> [The records]
※

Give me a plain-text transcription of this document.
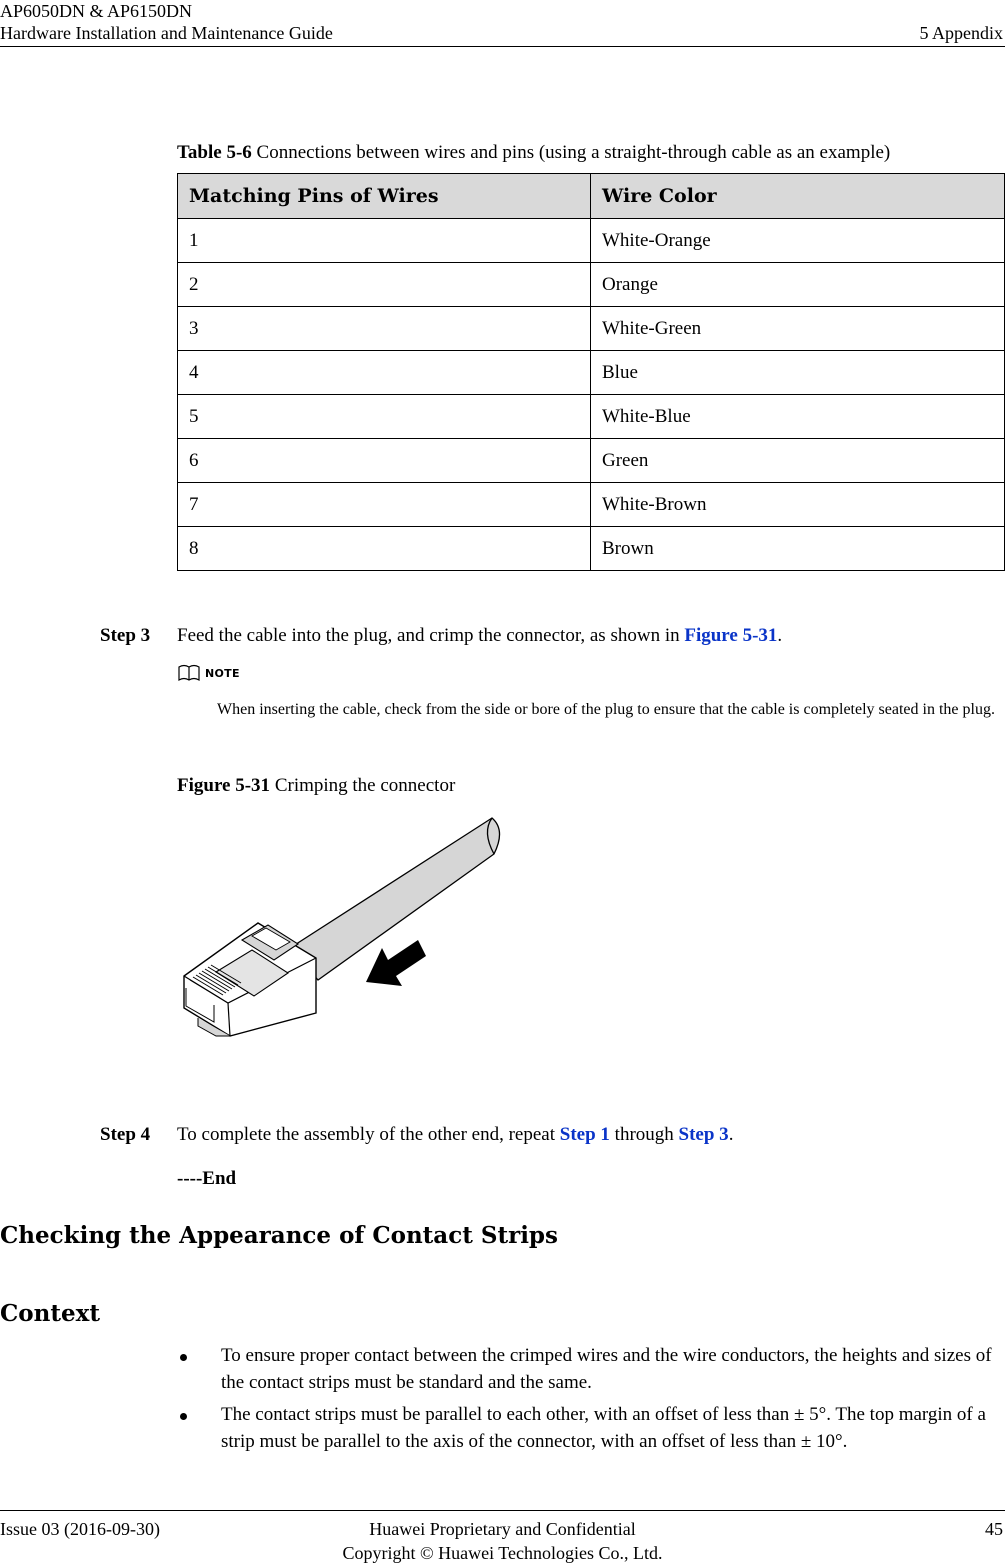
AP6050DN & AP6150DN
Hardware Installation and Maintenance Guide	5 Appendix
Table 5-6 Connections between wires and pins (using a straight-through cable as an example)
Matching Pins of Wires	Wire Color
1	White-Orange
2	Orange
3	White-Green
4	Blue
5	White-Blue
6	Green
7	White-Brown
8	Brown
Step 3 Feed the cable into the plug, and crimp the connector, as shown in Figure 5-31.
NOTE
When inserting the cable, check from the side or bore of the plug to ensure that the cable is completely seated in the plug.
Figure 5-31 Crimping the connector
Step 4 To complete the assembly of the other end, repeat Step 1 through Step 3.
----End
Checking the Appearance of Contact Strips
Context
To ensure proper contact between the crimped wires and the wire conductors, the heights and sizes of the contact strips must be standard and the same.
The contact strips must be parallel to each other, with an offset of less than ± 5°. The top margin of a strip must be parallel to the axis of the connector, with an offset of less than ± 10°.
Issue 03 (2016-09-30)	Huawei Proprietary and Confidential
Copyright © Huawei Technologies Co., Ltd.
45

※

> [Aim]
Leave out the pictures, and give all the records again exactly.

> [The completed task]
Give me a plain-text transcription of this document.
AP6050DN & AP6150DN
Hardware Installation and Maintenance Guide	5 Appendix
Table 5-6 Connections between wires and pins (using a straight-through cable as an example)
Matching Pins of Wires	Wire Color
1	White-Orange
2	Orange
3	White-Green
4	Blue
5	White-Blue
6	Green
7	White-Brown
8	Brown
Step 3 Feed the cable into the plug, and crimp the connector, as shown in Figure 5-31.
NOTE
When inserting the cable, check from the side or bore of the plug to ensure that the cable is completely seated in the plug.
Figure 5-31 Crimping the connector
Step 4 To complete the assembly of the other end, repeat Step 1 through Step 3.
----End
Checking the Appearance of Contact Strips
Context
To ensure proper contact between the crimped wires and the wire conductors, the heights and sizes of the contact strips must be standard and the same.
The contact strips must be parallel to each other, with an offset of less than ± 5°. The top margin of a strip must be parallel to the axis of the connector, with an offset of less than ± 10°.
Issue 03 (2016-09-30)	Huawei Proprietary and Confidential
Copyright © Huawei Technologies Co., Ltd.
45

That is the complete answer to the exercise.